▸ Written exercise
Quote, verbatim, all material below, without pictures.

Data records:
※ ※ ※

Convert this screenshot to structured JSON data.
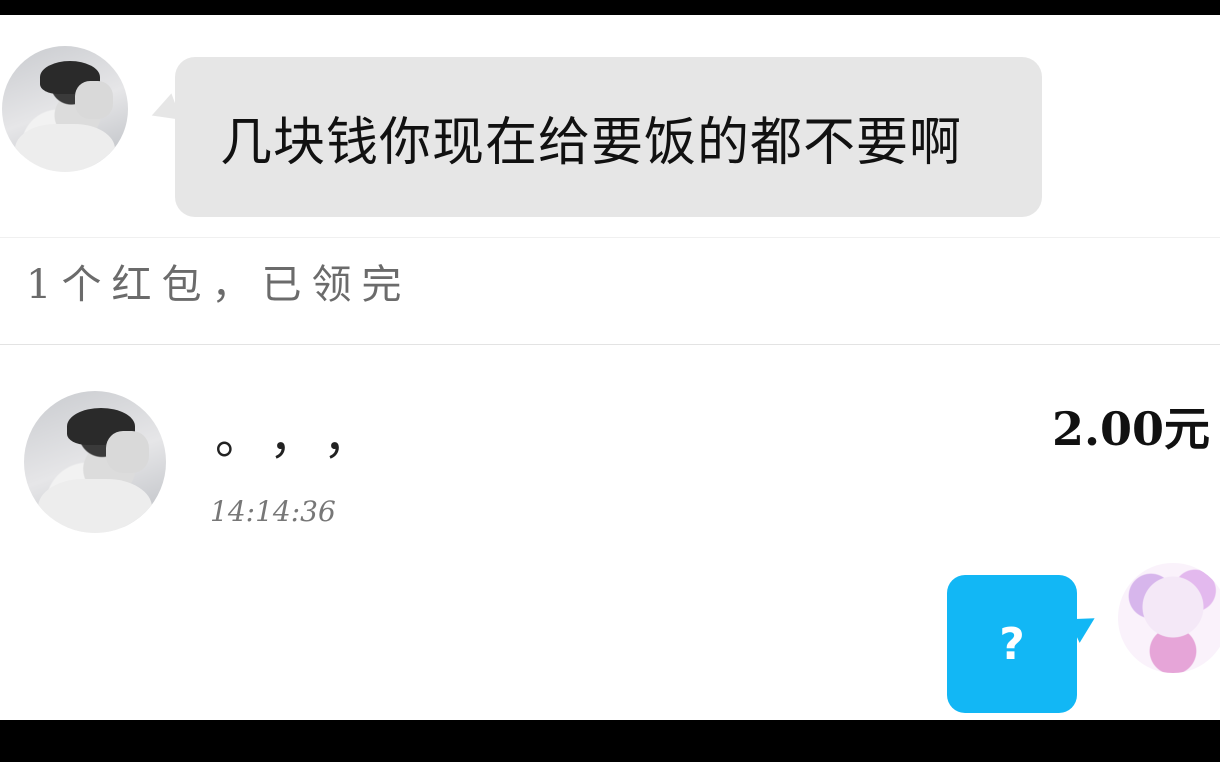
{
  "messages": {
    "received_text": "几块钱你现在给要饭的都不要啊",
    "red_packet": {
      "status": "1个红包，已领完"
    },
    "transfer": {
      "note": "。，，",
      "time": "14:14:36",
      "amount": "2.00元"
    },
    "sent_text": "?"
  },
  "colors": {
    "received_bubble": "#e6e6e6",
    "sent_bubble": "#12b7f5",
    "background": "#ffffff",
    "letterbox": "#000000"
  },
  "icons": {
    "contact_avatar": "male-photo-avatar",
    "self_avatar": "anime-avatar"
  }
}
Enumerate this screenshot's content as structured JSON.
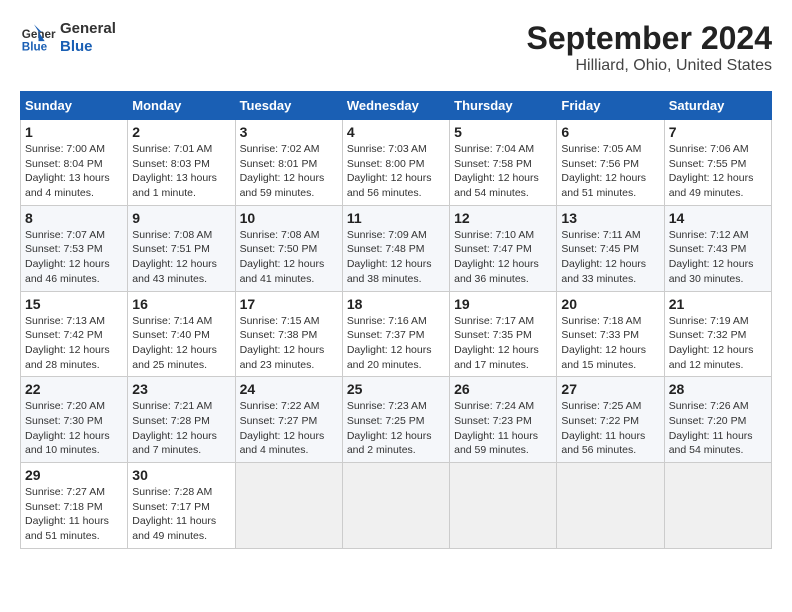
{
  "logo": {
    "line1": "General",
    "line2": "Blue"
  },
  "title": "September 2024",
  "subtitle": "Hilliard, Ohio, United States",
  "days_of_week": [
    "Sunday",
    "Monday",
    "Tuesday",
    "Wednesday",
    "Thursday",
    "Friday",
    "Saturday"
  ],
  "weeks": [
    [
      {
        "num": "1",
        "sunrise": "7:00 AM",
        "sunset": "8:04 PM",
        "daylight": "13 hours and 4 minutes."
      },
      {
        "num": "2",
        "sunrise": "7:01 AM",
        "sunset": "8:03 PM",
        "daylight": "13 hours and 1 minute."
      },
      {
        "num": "3",
        "sunrise": "7:02 AM",
        "sunset": "8:01 PM",
        "daylight": "12 hours and 59 minutes."
      },
      {
        "num": "4",
        "sunrise": "7:03 AM",
        "sunset": "8:00 PM",
        "daylight": "12 hours and 56 minutes."
      },
      {
        "num": "5",
        "sunrise": "7:04 AM",
        "sunset": "7:58 PM",
        "daylight": "12 hours and 54 minutes."
      },
      {
        "num": "6",
        "sunrise": "7:05 AM",
        "sunset": "7:56 PM",
        "daylight": "12 hours and 51 minutes."
      },
      {
        "num": "7",
        "sunrise": "7:06 AM",
        "sunset": "7:55 PM",
        "daylight": "12 hours and 49 minutes."
      }
    ],
    [
      {
        "num": "8",
        "sunrise": "7:07 AM",
        "sunset": "7:53 PM",
        "daylight": "12 hours and 46 minutes."
      },
      {
        "num": "9",
        "sunrise": "7:08 AM",
        "sunset": "7:51 PM",
        "daylight": "12 hours and 43 minutes."
      },
      {
        "num": "10",
        "sunrise": "7:08 AM",
        "sunset": "7:50 PM",
        "daylight": "12 hours and 41 minutes."
      },
      {
        "num": "11",
        "sunrise": "7:09 AM",
        "sunset": "7:48 PM",
        "daylight": "12 hours and 38 minutes."
      },
      {
        "num": "12",
        "sunrise": "7:10 AM",
        "sunset": "7:47 PM",
        "daylight": "12 hours and 36 minutes."
      },
      {
        "num": "13",
        "sunrise": "7:11 AM",
        "sunset": "7:45 PM",
        "daylight": "12 hours and 33 minutes."
      },
      {
        "num": "14",
        "sunrise": "7:12 AM",
        "sunset": "7:43 PM",
        "daylight": "12 hours and 30 minutes."
      }
    ],
    [
      {
        "num": "15",
        "sunrise": "7:13 AM",
        "sunset": "7:42 PM",
        "daylight": "12 hours and 28 minutes."
      },
      {
        "num": "16",
        "sunrise": "7:14 AM",
        "sunset": "7:40 PM",
        "daylight": "12 hours and 25 minutes."
      },
      {
        "num": "17",
        "sunrise": "7:15 AM",
        "sunset": "7:38 PM",
        "daylight": "12 hours and 23 minutes."
      },
      {
        "num": "18",
        "sunrise": "7:16 AM",
        "sunset": "7:37 PM",
        "daylight": "12 hours and 20 minutes."
      },
      {
        "num": "19",
        "sunrise": "7:17 AM",
        "sunset": "7:35 PM",
        "daylight": "12 hours and 17 minutes."
      },
      {
        "num": "20",
        "sunrise": "7:18 AM",
        "sunset": "7:33 PM",
        "daylight": "12 hours and 15 minutes."
      },
      {
        "num": "21",
        "sunrise": "7:19 AM",
        "sunset": "7:32 PM",
        "daylight": "12 hours and 12 minutes."
      }
    ],
    [
      {
        "num": "22",
        "sunrise": "7:20 AM",
        "sunset": "7:30 PM",
        "daylight": "12 hours and 10 minutes."
      },
      {
        "num": "23",
        "sunrise": "7:21 AM",
        "sunset": "7:28 PM",
        "daylight": "12 hours and 7 minutes."
      },
      {
        "num": "24",
        "sunrise": "7:22 AM",
        "sunset": "7:27 PM",
        "daylight": "12 hours and 4 minutes."
      },
      {
        "num": "25",
        "sunrise": "7:23 AM",
        "sunset": "7:25 PM",
        "daylight": "12 hours and 2 minutes."
      },
      {
        "num": "26",
        "sunrise": "7:24 AM",
        "sunset": "7:23 PM",
        "daylight": "11 hours and 59 minutes."
      },
      {
        "num": "27",
        "sunrise": "7:25 AM",
        "sunset": "7:22 PM",
        "daylight": "11 hours and 56 minutes."
      },
      {
        "num": "28",
        "sunrise": "7:26 AM",
        "sunset": "7:20 PM",
        "daylight": "11 hours and 54 minutes."
      }
    ],
    [
      {
        "num": "29",
        "sunrise": "7:27 AM",
        "sunset": "7:18 PM",
        "daylight": "11 hours and 51 minutes."
      },
      {
        "num": "30",
        "sunrise": "7:28 AM",
        "sunset": "7:17 PM",
        "daylight": "11 hours and 49 minutes."
      },
      null,
      null,
      null,
      null,
      null
    ]
  ]
}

※ ※ ※

▸ Written response
Convert this screenshot to structured JSON data.
{
  "messages": {
    "received_text": "几块钱你现在给要饭的都不要啊",
    "red_packet": {
      "status": "1个红包，已领完"
    },
    "transfer": {
      "note": "。，，",
      "time": "14:14:36",
      "amount": "2.00元"
    },
    "sent_text": "?"
  },
  "colors": {
    "received_bubble": "#e6e6e6",
    "sent_bubble": "#12b7f5",
    "background": "#ffffff",
    "letterbox": "#000000"
  },
  "icons": {
    "contact_avatar": "male-photo-avatar",
    "self_avatar": "anime-avatar"
  }
}
Enumerate this screenshot's content as structured JSON.
{
  "logo": {
    "line1": "General",
    "line2": "Blue"
  },
  "title": "September 2024",
  "subtitle": "Hilliard, Ohio, United States",
  "days_of_week": [
    "Sunday",
    "Monday",
    "Tuesday",
    "Wednesday",
    "Thursday",
    "Friday",
    "Saturday"
  ],
  "weeks": [
    [
      {
        "num": "1",
        "sunrise": "7:00 AM",
        "sunset": "8:04 PM",
        "daylight": "13 hours and 4 minutes."
      },
      {
        "num": "2",
        "sunrise": "7:01 AM",
        "sunset": "8:03 PM",
        "daylight": "13 hours and 1 minute."
      },
      {
        "num": "3",
        "sunrise": "7:02 AM",
        "sunset": "8:01 PM",
        "daylight": "12 hours and 59 minutes."
      },
      {
        "num": "4",
        "sunrise": "7:03 AM",
        "sunset": "8:00 PM",
        "daylight": "12 hours and 56 minutes."
      },
      {
        "num": "5",
        "sunrise": "7:04 AM",
        "sunset": "7:58 PM",
        "daylight": "12 hours and 54 minutes."
      },
      {
        "num": "6",
        "sunrise": "7:05 AM",
        "sunset": "7:56 PM",
        "daylight": "12 hours and 51 minutes."
      },
      {
        "num": "7",
        "sunrise": "7:06 AM",
        "sunset": "7:55 PM",
        "daylight": "12 hours and 49 minutes."
      }
    ],
    [
      {
        "num": "8",
        "sunrise": "7:07 AM",
        "sunset": "7:53 PM",
        "daylight": "12 hours and 46 minutes."
      },
      {
        "num": "9",
        "sunrise": "7:08 AM",
        "sunset": "7:51 PM",
        "daylight": "12 hours and 43 minutes."
      },
      {
        "num": "10",
        "sunrise": "7:08 AM",
        "sunset": "7:50 PM",
        "daylight": "12 hours and 41 minutes."
      },
      {
        "num": "11",
        "sunrise": "7:09 AM",
        "sunset": "7:48 PM",
        "daylight": "12 hours and 38 minutes."
      },
      {
        "num": "12",
        "sunrise": "7:10 AM",
        "sunset": "7:47 PM",
        "daylight": "12 hours and 36 minutes."
      },
      {
        "num": "13",
        "sunrise": "7:11 AM",
        "sunset": "7:45 PM",
        "daylight": "12 hours and 33 minutes."
      },
      {
        "num": "14",
        "sunrise": "7:12 AM",
        "sunset": "7:43 PM",
        "daylight": "12 hours and 30 minutes."
      }
    ],
    [
      {
        "num": "15",
        "sunrise": "7:13 AM",
        "sunset": "7:42 PM",
        "daylight": "12 hours and 28 minutes."
      },
      {
        "num": "16",
        "sunrise": "7:14 AM",
        "sunset": "7:40 PM",
        "daylight": "12 hours and 25 minutes."
      },
      {
        "num": "17",
        "sunrise": "7:15 AM",
        "sunset": "7:38 PM",
        "daylight": "12 hours and 23 minutes."
      },
      {
        "num": "18",
        "sunrise": "7:16 AM",
        "sunset": "7:37 PM",
        "daylight": "12 hours and 20 minutes."
      },
      {
        "num": "19",
        "sunrise": "7:17 AM",
        "sunset": "7:35 PM",
        "daylight": "12 hours and 17 minutes."
      },
      {
        "num": "20",
        "sunrise": "7:18 AM",
        "sunset": "7:33 PM",
        "daylight": "12 hours and 15 minutes."
      },
      {
        "num": "21",
        "sunrise": "7:19 AM",
        "sunset": "7:32 PM",
        "daylight": "12 hours and 12 minutes."
      }
    ],
    [
      {
        "num": "22",
        "sunrise": "7:20 AM",
        "sunset": "7:30 PM",
        "daylight": "12 hours and 10 minutes."
      },
      {
        "num": "23",
        "sunrise": "7:21 AM",
        "sunset": "7:28 PM",
        "daylight": "12 hours and 7 minutes."
      },
      {
        "num": "24",
        "sunrise": "7:22 AM",
        "sunset": "7:27 PM",
        "daylight": "12 hours and 4 minutes."
      },
      {
        "num": "25",
        "sunrise": "7:23 AM",
        "sunset": "7:25 PM",
        "daylight": "12 hours and 2 minutes."
      },
      {
        "num": "26",
        "sunrise": "7:24 AM",
        "sunset": "7:23 PM",
        "daylight": "11 hours and 59 minutes."
      },
      {
        "num": "27",
        "sunrise": "7:25 AM",
        "sunset": "7:22 PM",
        "daylight": "11 hours and 56 minutes."
      },
      {
        "num": "28",
        "sunrise": "7:26 AM",
        "sunset": "7:20 PM",
        "daylight": "11 hours and 54 minutes."
      }
    ],
    [
      {
        "num": "29",
        "sunrise": "7:27 AM",
        "sunset": "7:18 PM",
        "daylight": "11 hours and 51 minutes."
      },
      {
        "num": "30",
        "sunrise": "7:28 AM",
        "sunset": "7:17 PM",
        "daylight": "11 hours and 49 minutes."
      },
      null,
      null,
      null,
      null,
      null
    ]
  ]
}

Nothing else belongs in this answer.